Data excerpts:
___

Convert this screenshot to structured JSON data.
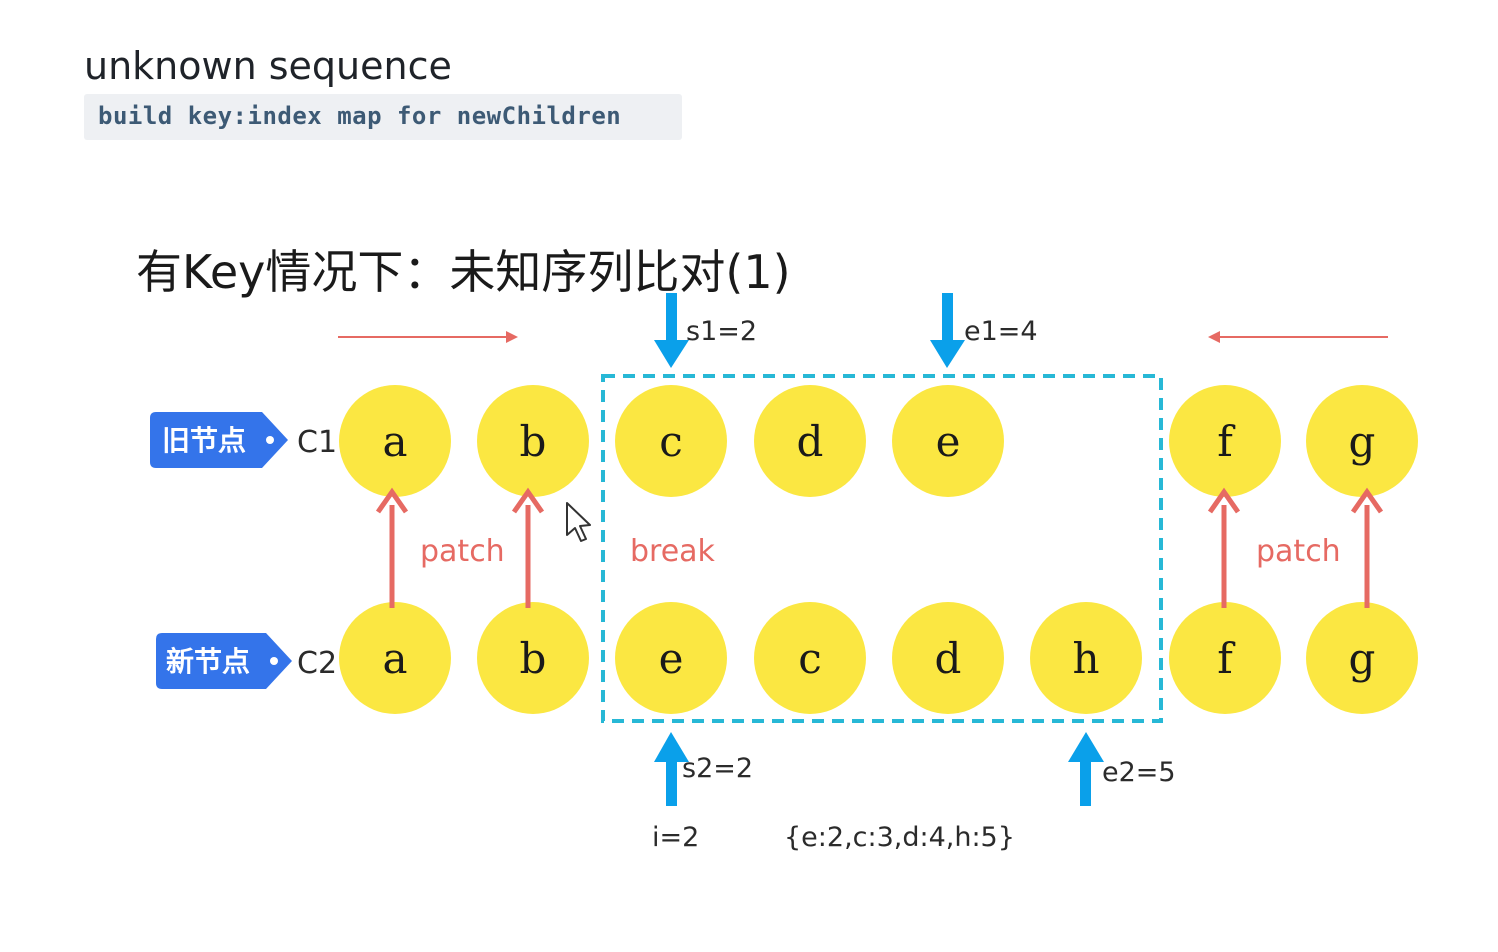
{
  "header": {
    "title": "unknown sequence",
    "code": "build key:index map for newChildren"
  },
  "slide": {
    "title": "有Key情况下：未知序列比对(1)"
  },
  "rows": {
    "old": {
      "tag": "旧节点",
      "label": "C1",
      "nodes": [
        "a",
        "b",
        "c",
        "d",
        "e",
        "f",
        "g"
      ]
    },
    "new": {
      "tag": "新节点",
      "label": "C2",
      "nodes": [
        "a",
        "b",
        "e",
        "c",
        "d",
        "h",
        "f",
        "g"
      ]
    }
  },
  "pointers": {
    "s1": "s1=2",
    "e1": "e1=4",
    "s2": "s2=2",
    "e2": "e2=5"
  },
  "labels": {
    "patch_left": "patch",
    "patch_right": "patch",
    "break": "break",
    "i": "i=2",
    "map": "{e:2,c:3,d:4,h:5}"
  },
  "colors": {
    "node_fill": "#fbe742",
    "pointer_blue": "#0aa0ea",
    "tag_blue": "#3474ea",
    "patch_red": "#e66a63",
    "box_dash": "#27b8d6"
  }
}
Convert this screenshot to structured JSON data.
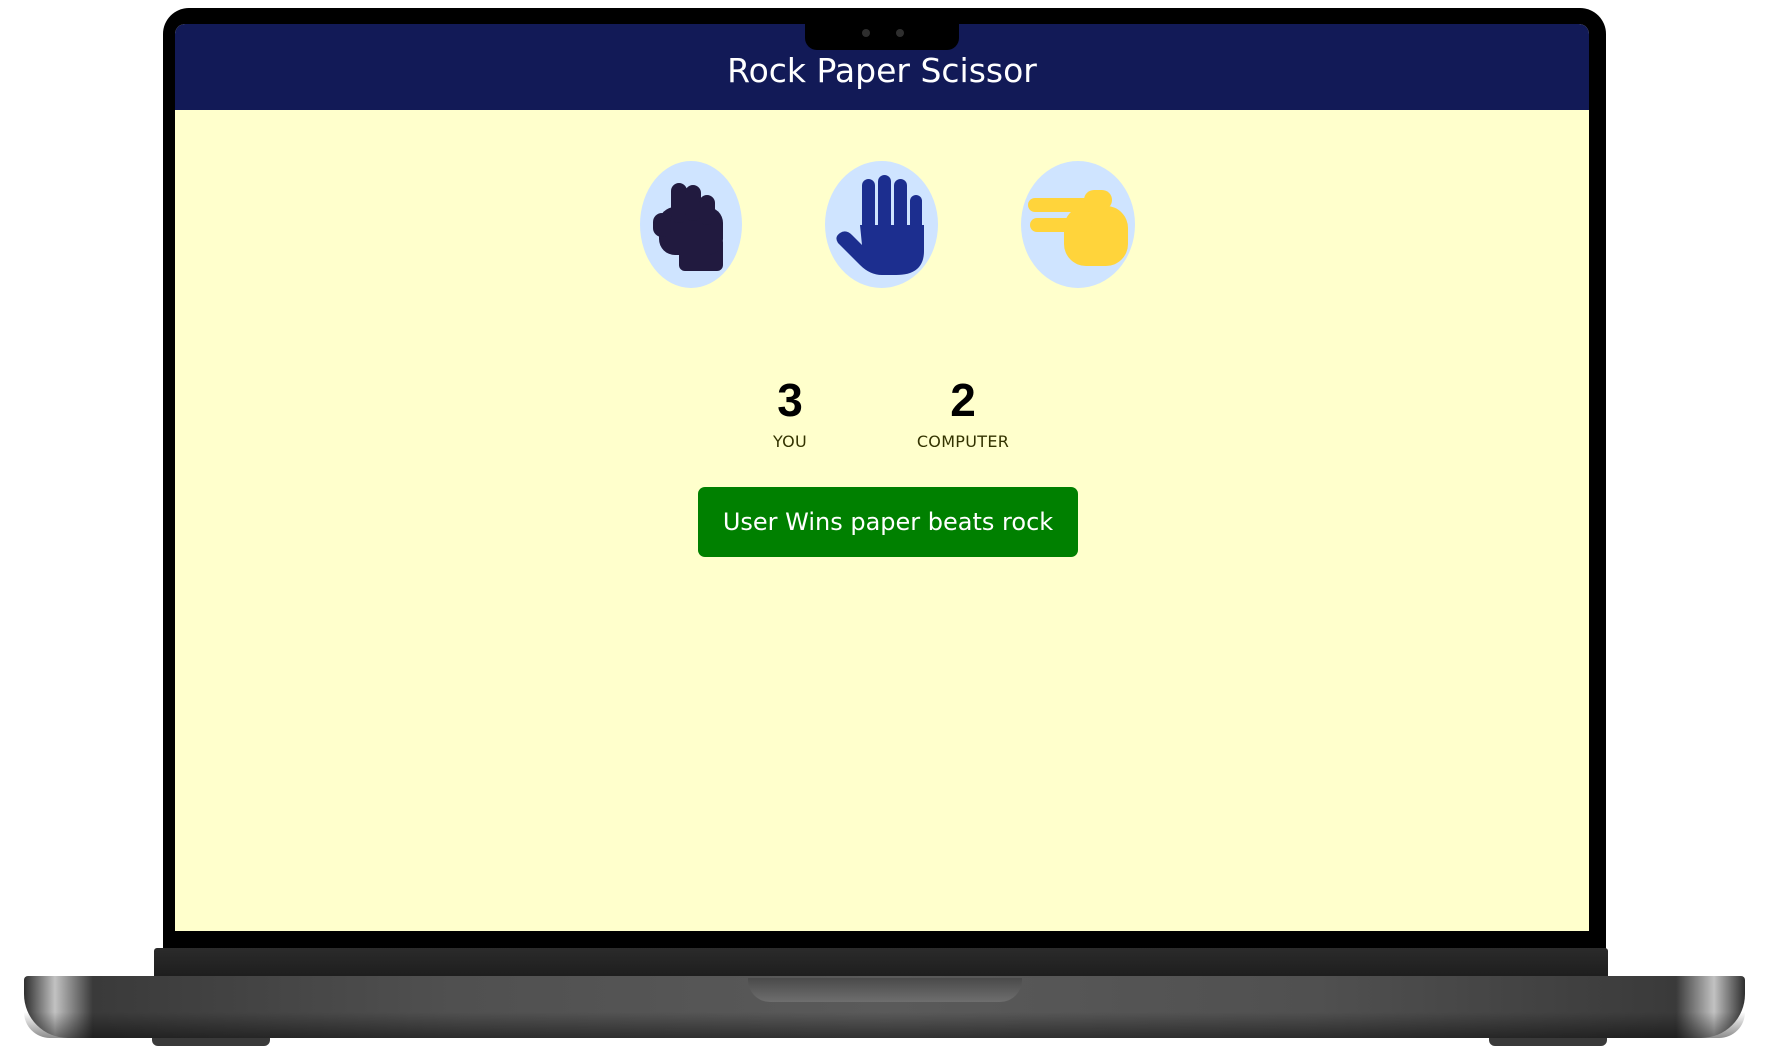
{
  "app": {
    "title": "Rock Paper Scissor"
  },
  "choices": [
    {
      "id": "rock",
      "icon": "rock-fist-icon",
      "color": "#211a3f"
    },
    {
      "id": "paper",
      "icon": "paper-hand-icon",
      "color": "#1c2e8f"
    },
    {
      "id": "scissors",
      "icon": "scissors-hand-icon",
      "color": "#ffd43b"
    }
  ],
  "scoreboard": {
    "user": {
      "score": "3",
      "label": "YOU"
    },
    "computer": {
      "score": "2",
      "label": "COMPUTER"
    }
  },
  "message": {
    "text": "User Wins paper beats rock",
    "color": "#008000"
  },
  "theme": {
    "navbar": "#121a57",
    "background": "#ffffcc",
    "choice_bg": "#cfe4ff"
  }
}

___

** WHAT IS EXPECTED **
From the data above, count the lines where "icon" occurs and give that figure and nothing else.

** WRITTEN ANSWER **
3